> **EXERCISE AIM**: Write out the full set of records below exactly.

> **DATASET**:

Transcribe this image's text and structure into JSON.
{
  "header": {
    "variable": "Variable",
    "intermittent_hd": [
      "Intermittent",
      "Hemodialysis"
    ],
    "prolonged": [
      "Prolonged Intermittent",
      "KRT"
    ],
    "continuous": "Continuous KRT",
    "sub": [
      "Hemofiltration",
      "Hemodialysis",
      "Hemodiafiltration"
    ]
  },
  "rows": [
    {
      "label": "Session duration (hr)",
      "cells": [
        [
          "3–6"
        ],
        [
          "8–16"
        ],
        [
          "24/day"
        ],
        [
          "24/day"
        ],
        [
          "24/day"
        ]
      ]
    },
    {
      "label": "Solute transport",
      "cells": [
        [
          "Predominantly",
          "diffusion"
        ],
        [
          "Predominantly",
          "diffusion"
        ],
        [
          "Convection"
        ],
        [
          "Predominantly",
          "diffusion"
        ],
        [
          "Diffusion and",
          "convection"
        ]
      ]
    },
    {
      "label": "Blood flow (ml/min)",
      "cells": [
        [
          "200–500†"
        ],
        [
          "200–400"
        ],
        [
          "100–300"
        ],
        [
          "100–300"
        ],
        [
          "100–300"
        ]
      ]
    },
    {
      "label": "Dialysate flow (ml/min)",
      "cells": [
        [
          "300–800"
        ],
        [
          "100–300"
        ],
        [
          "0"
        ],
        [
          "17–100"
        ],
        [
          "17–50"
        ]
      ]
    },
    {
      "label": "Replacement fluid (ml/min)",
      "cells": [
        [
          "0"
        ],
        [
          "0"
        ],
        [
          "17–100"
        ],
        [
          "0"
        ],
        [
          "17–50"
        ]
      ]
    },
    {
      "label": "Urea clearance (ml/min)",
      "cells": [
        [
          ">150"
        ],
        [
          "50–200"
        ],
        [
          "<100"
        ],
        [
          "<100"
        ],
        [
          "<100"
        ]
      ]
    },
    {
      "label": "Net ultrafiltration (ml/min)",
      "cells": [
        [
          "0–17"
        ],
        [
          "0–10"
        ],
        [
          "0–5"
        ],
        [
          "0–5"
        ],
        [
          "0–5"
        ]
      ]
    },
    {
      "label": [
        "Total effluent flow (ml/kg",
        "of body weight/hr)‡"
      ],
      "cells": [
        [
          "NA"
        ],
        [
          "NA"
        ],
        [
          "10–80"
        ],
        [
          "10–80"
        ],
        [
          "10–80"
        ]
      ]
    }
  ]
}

> **RESULT OF THIS EXERCISE**:
Transcribe this image's text and structure into JSON.
{
  "header": {
    "variable": "Variable",
    "intermittent_hd": [
      "Intermittent",
      "Hemodialysis"
    ],
    "prolonged": [
      "Prolonged Intermittent",
      "KRT"
    ],
    "continuous": "Continuous KRT",
    "sub": [
      "Hemofiltration",
      "Hemodialysis",
      "Hemodiafiltration"
    ]
  },
  "rows": [
    {
      "label": "Session duration (hr)",
      "cells": [
        [
          "3–6"
        ],
        [
          "8–16"
        ],
        [
          "24/day"
        ],
        [
          "24/day"
        ],
        [
          "24/day"
        ]
      ]
    },
    {
      "label": "Solute transport",
      "cells": [
        [
          "Predominantly",
          "diffusion"
        ],
        [
          "Predominantly",
          "diffusion"
        ],
        [
          "Convection"
        ],
        [
          "Predominantly",
          "diffusion"
        ],
        [
          "Diffusion and",
          "convection"
        ]
      ]
    },
    {
      "label": "Blood flow (ml/min)",
      "cells": [
        [
          "200–500†"
        ],
        [
          "200–400"
        ],
        [
          "100–300"
        ],
        [
          "100–300"
        ],
        [
          "100–300"
        ]
      ]
    },
    {
      "label": "Dialysate flow (ml/min)",
      "cells": [
        [
          "300–800"
        ],
        [
          "100–300"
        ],
        [
          "0"
        ],
        [
          "17–100"
        ],
        [
          "17–50"
        ]
      ]
    },
    {
      "label": "Replacement fluid (ml/min)",
      "cells": [
        [
          "0"
        ],
        [
          "0"
        ],
        [
          "17–100"
        ],
        [
          "0"
        ],
        [
          "17–50"
        ]
      ]
    },
    {
      "label": "Urea clearance (ml/min)",
      "cells": [
        [
          ">150"
        ],
        [
          "50–200"
        ],
        [
          "<100"
        ],
        [
          "<100"
        ],
        [
          "<100"
        ]
      ]
    },
    {
      "label": "Net ultrafiltration (ml/min)",
      "cells": [
        [
          "0–17"
        ],
        [
          "0–10"
        ],
        [
          "0–5"
        ],
        [
          "0–5"
        ],
        [
          "0–5"
        ]
      ]
    },
    {
      "label": [
        "Total effluent flow (ml/kg",
        "of body weight/hr)‡"
      ],
      "cells": [
        [
          "NA"
        ],
        [
          "NA"
        ],
        [
          "10–80"
        ],
        [
          "10–80"
        ],
        [
          "10–80"
        ]
      ]
    }
  ]
}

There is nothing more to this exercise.